►

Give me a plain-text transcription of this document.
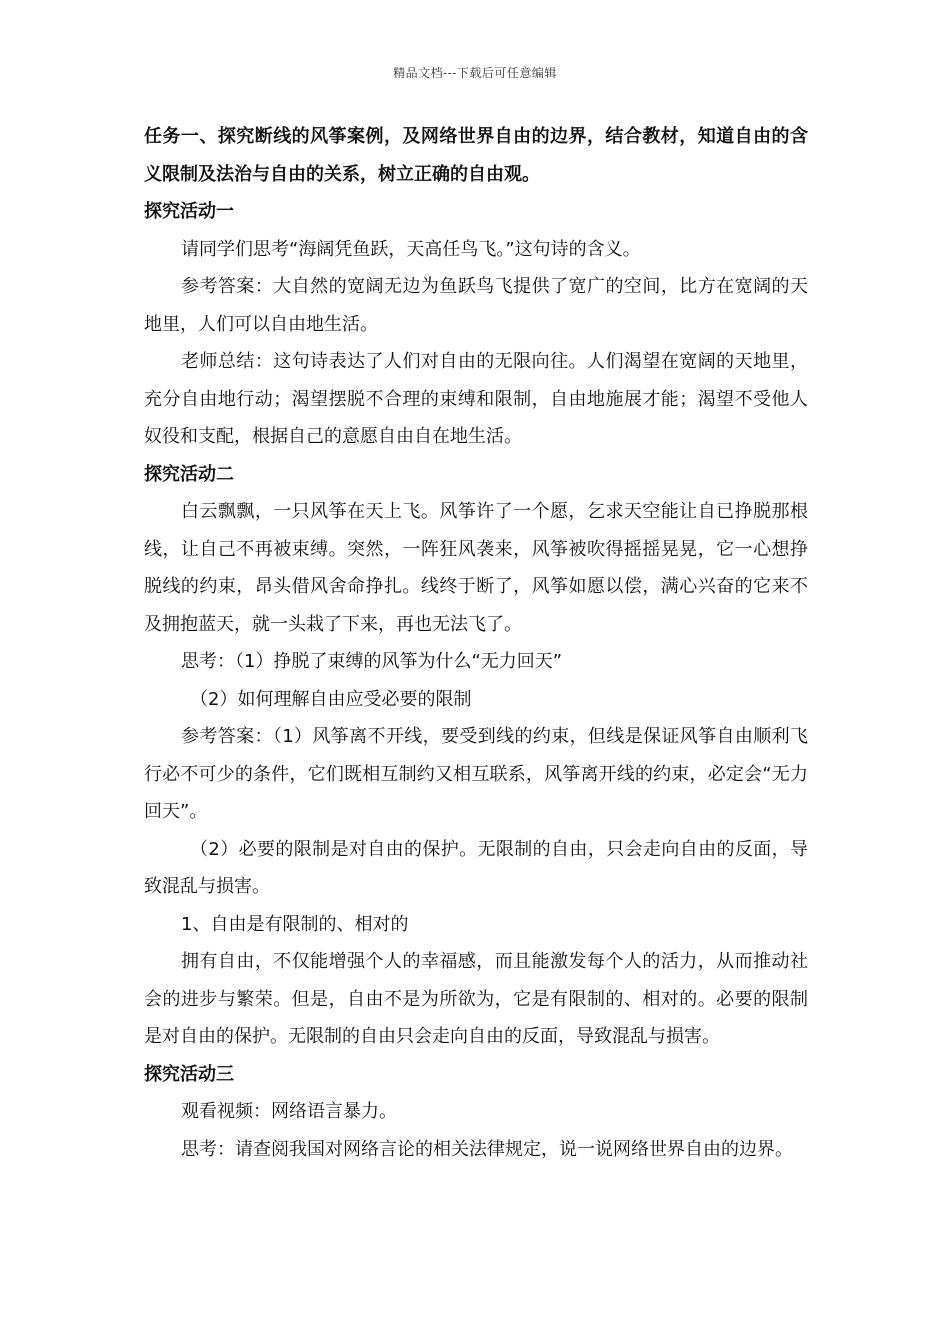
精品文档---下载后可任意编辑

任务一、探究断线的风筝案例，及网络世界自由的边界，结合教材，知道自由的含义限制及法治与自由的关系，树立正确的自由观。

探究活动一

请同学们思考“海阔凭鱼跃，天高任鸟飞。”这句诗的含义。

参考答案：大自然的宽阔无边为鱼跃鸟飞提供了宽广的空间，比方在宽阔的天地里，人们可以自由地生活。

老师总结：这句诗表达了人们对自由的无限向往。人们渴望在宽阔的天地里，充分自由地行动；渴望摆脱不合理的束缚和限制，自由地施展才能；渴望不受他人奴役和支配，根据自己的意愿自由自在地生活。

探究活动二

白云飘飘，一只风筝在天上飞。风筝许了一个愿，乞求天空能让自已挣脱那根线，让自己不再被束缚。突然，一阵狂风袭来，风筝被吹得摇摇晃晃，它一心想挣脱线的约束，昂头借风舍命挣扎。线终于断了，风筝如愿以偿，满心兴奋的它来不及拥抱蓝天，就一头栽了下来，再也无法飞了。

思考：（1）挣脱了束缚的风筝为什么“无力回天”

（2）如何理解自由应受必要的限制

参考答案：（1）风筝离不开线，要受到线的约束，但线是保证风筝自由顺利飞行必不可少的条件，它们既相互制约又相互联系，风筝离开线的约束，必定会“无力回天”。

（2）必要的限制是对自由的保护。无限制的自由，只会走向自由的反面，导致混乱与损害。

1、自由是有限制的、相对的

拥有自由，不仅能增强个人的幸福感，而且能激发每个人的活力，从而推动社会的进步与繁荣。但是，自由不是为所欲为，它是有限制的、相对的。必要的限制是对自由的保护。无限制的自由只会走向自由的反面，导致混乱与损害。

探究活动三

观看视频：网络语言暴力。

思考：请查阅我国对网络言论的相关法律规定，说一说网络世界自由的边界。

◄

▶ Goal
Leave the pictures out, and print every line of the listing exactly as written.

▶ The reply
Give me a plain-text transcription of this document.
精品文档---下载后可任意编辑

任务一、探究断线的风筝案例，及网络世界自由的边界，结合教材，知道自由的含义限制及法治与自由的关系，树立正确的自由观。

探究活动一

请同学们思考“海阔凭鱼跃，天高任鸟飞。”这句诗的含义。

参考答案：大自然的宽阔无边为鱼跃鸟飞提供了宽广的空间，比方在宽阔的天地里，人们可以自由地生活。

老师总结：这句诗表达了人们对自由的无限向往。人们渴望在宽阔的天地里，充分自由地行动；渴望摆脱不合理的束缚和限制，自由地施展才能；渴望不受他人奴役和支配，根据自己的意愿自由自在地生活。

探究活动二

白云飘飘，一只风筝在天上飞。风筝许了一个愿，乞求天空能让自已挣脱那根线，让自己不再被束缚。突然，一阵狂风袭来，风筝被吹得摇摇晃晃，它一心想挣脱线的约束，昂头借风舍命挣扎。线终于断了，风筝如愿以偿，满心兴奋的它来不及拥抱蓝天，就一头栽了下来，再也无法飞了。

思考：（1）挣脱了束缚的风筝为什么“无力回天”

（2）如何理解自由应受必要的限制

参考答案：（1）风筝离不开线，要受到线的约束，但线是保证风筝自由顺利飞行必不可少的条件，它们既相互制约又相互联系，风筝离开线的约束，必定会“无力回天”。

（2）必要的限制是对自由的保护。无限制的自由，只会走向自由的反面，导致混乱与损害。

1、自由是有限制的、相对的

拥有自由，不仅能增强个人的幸福感，而且能激发每个人的活力，从而推动社会的进步与繁荣。但是，自由不是为所欲为，它是有限制的、相对的。必要的限制是对自由的保护。无限制的自由只会走向自由的反面，导致混乱与损害。

探究活动三

观看视频：网络语言暴力。

思考：请查阅我国对网络言论的相关法律规定，说一说网络世界自由的边界。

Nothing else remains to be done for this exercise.